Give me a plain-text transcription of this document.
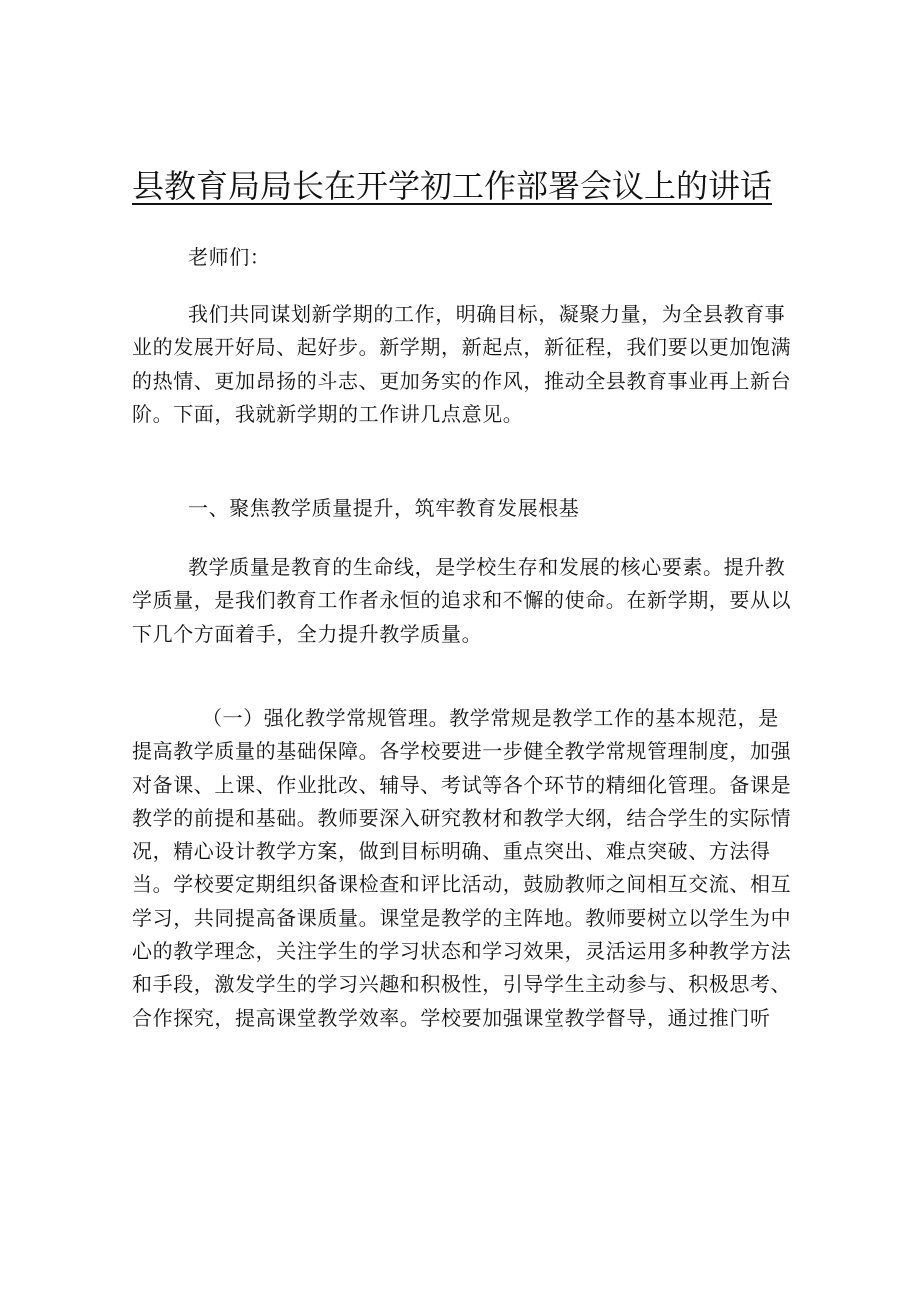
县教育局局长在开学初工作部署会议上的讲话

老师们：

我们共同谋划新学期的工作，明确目标，凝聚力量，为全县教育事业的发展开好局、起好步。新学期，新起点，新征程，我们要以更加饱满的热情、更加昂扬的斗志、更加务实的作风，推动全县教育事业再上新台阶。下面，我就新学期的工作讲几点意见。

一、聚焦教学质量提升，筑牢教育发展根基

教学质量是教育的生命线，是学校生存和发展的核心要素。提升教学质量，是我们教育工作者永恒的追求和不懈的使命。在新学期，要从以下几个方面着手，全力提升教学质量。

（一）强化教学常规管理。教学常规是教学工作的基本规范，是提高教学质量的基础保障。各学校要进一步健全教学常规管理制度，加强对备课、上课、作业批改、辅导、考试等各个环节的精细化管理。备课是教学的前提和基础。教师要深入研究教材和教学大纲，结合学生的实际情况，精心设计教学方案，做到目标明确、重点突出、难点突破、方法得当。学校要定期组织备课检查和评比活动，鼓励教师之间相互交流、相互学习，共同提高备课质量。课堂是教学的主阵地。教师要树立以学生为中心的教学理念，关注学生的学习状态和学习效果，灵活运用多种教学方法和手段，激发学生的学习兴趣和积极性，引导学生主动参与、积极思考、合作探究，提高课堂教学效率。学校要加强课堂教学督导，通过推门听
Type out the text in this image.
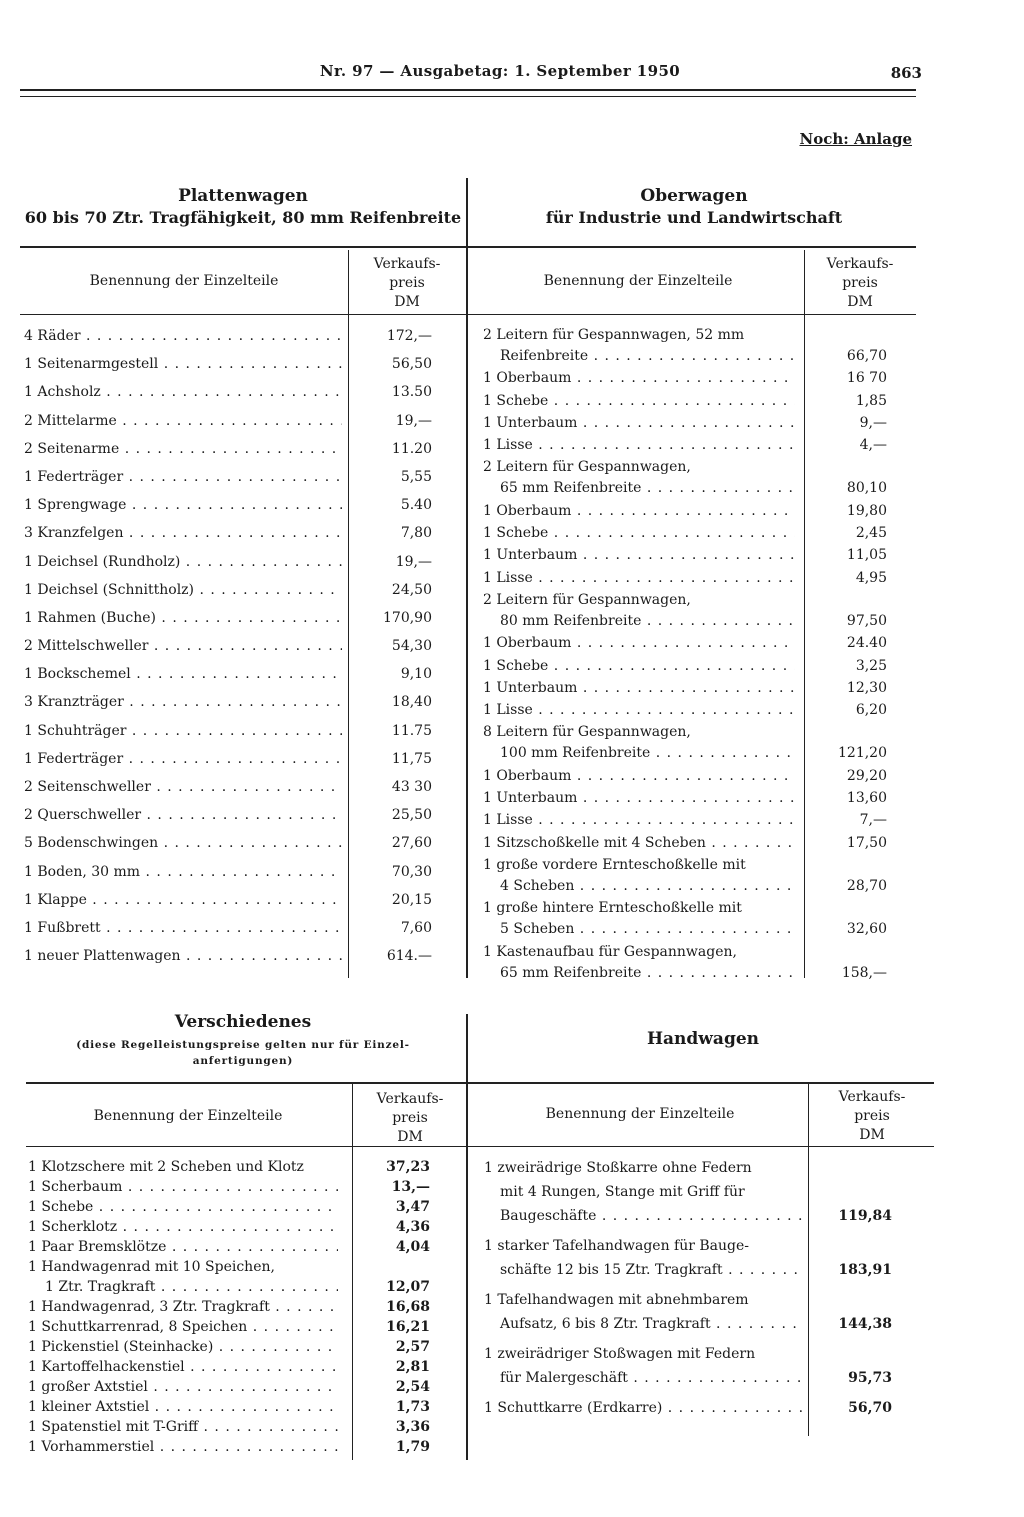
Nr. 97 — Ausgabetag: 1. September 1950	863
Noch: Anlage
Plattenwagen
60 bis 70 Ztr. Tragfähigkeit, 80 mm Reifenbreite
Oberwagen
für Industrie und Landwirtschaft
Benennung der Einzelteile
Verkaufs-
preis
DM
Benennung der Einzelteile
Verkaufs-
preis
DM
4 Räder . . .	172,—
1 Seitenarmgestell . . .	56,50
1 Achsholz . . .	13.50
2 Mittelarme . . .	19,—
2 Seitenarme . . .	11.20
1 Federträger . . .	5,55
1 Sprengwage . . .	5.40
3 Kranzfelgen . . .	7,80
1 Deichsel (Rundholz) . . .	19,—
1 Deichsel (Schnittholz) . . .	24,50
1 Rahmen (Buche) . . .	170,90
2 Mittelschweller . . .	54,30
1 Bockschemel . . .	9,10
3 Kranzträger . . .	18,40
1 Schuhträger . . .	11.75
1 Federträger . . .	11,75
2 Seitenschweller . . .	43 30
2 Querschweller . . .	25,50
5 Bodenschwingen . . .	27,60
1 Boden, 30 mm . . .	70,30
1 Klappe . . .	20,15
1 Fußbrett . . .	7,60
1 neuer Plattenwagen . . .	614.—
2 Leitern für Gespannwagen, 52 mm
Reifenbreite . . .	66,70
1 Oberbaum . . .	16 70
1 Schebe . . .	1,85
1 Unterbaum . . .	9,—
1 Lisse . . .	4,—
2 Leitern für Gespannwagen,
65 mm Reifenbreite . . .	80,10
1 Oberbaum . . .	19,80
1 Schebe . . .	2,45
1 Unterbaum . . .	11,05
1 Lisse . . .	4,95
2 Leitern für Gespannwagen,
80 mm Reifenbreite . . .	97,50
1 Oberbaum . . .	24.40
1 Schebe . . .	3,25
1 Unterbaum . . .	12,30
1 Lisse . . .	6,20
8 Leitern für Gespannwagen,
100 mm Reifenbreite . . .	121,20
1 Oberbaum . . .	29,20
1 Unterbaum . . .	13,60
1 Lisse . . .	7,—
1 Sitzschoßkelle mit 4 Scheben . . .	17,50
1 große vordere Ernteschoßkelle mit
4 Scheben . . .	28,70
1 große hintere Ernteschoßkelle mit
5 Scheben . . .	32,60
1 Kastenaufbau für Gespannwagen,
65 mm Reifenbreite . . .	158,—
Verschiedenes
(diese Regelleistungspreise gelten nur für Einzel-
anfertigungen)
Handwagen
Benennung der Einzelteile
Verkaufs-
preis
DM
Benennung der Einzelteile
Verkaufs-
preis
DM
1 Klotzschere mit 2 Scheben und Klotz	37,23
1 Scherbaum . . .	13,—
1 Schebe . . .	3,47
1 Scherklotz . . .	4,36
1 Paar Bremsklötze . . .	4,04
1 Handwagenrad mit 10 Speichen,
1 Ztr. Tragkraft . . .	12,07
1 Handwagenrad, 3 Ztr. Tragkraft . . .	16,68
1 Schuttkarrenrad, 8 Speichen . . .	16,21
1 Pickenstiel (Steinhacke) . . .	2,57
1 Kartoffelhackenstiel . . .	2,81
1 großer Axtstiel . . .	2,54
1 kleiner Axtstiel . . .	1,73
1 Spatenstiel mit T-Griff . . .	3,36
1 Vorhammerstiel . . .	1,79
1 zweirädrige Stoßkarre ohne Federn
mit 4 Rungen, Stange mit Griff für
Baugeschäfte . . .	119,84
1 starker Tafelhandwagen für Bauge-
schäfte 12 bis 15 Ztr. Tragkraft . . .	183,91
1 Tafelhandwagen mit abnehmbarem
Aufsatz, 6 bis 8 Ztr. Tragkraft . . .	144,38
1 zweirädriger Stoßwagen mit Federn
für Malergeschäft . . .	95,73
1 Schuttkarre (Erdkarre) . . .	56,70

════════════════════

- Job: Count how many lines in the data above hold the string "Griff", and give the number with no other words.

- Task solution: 2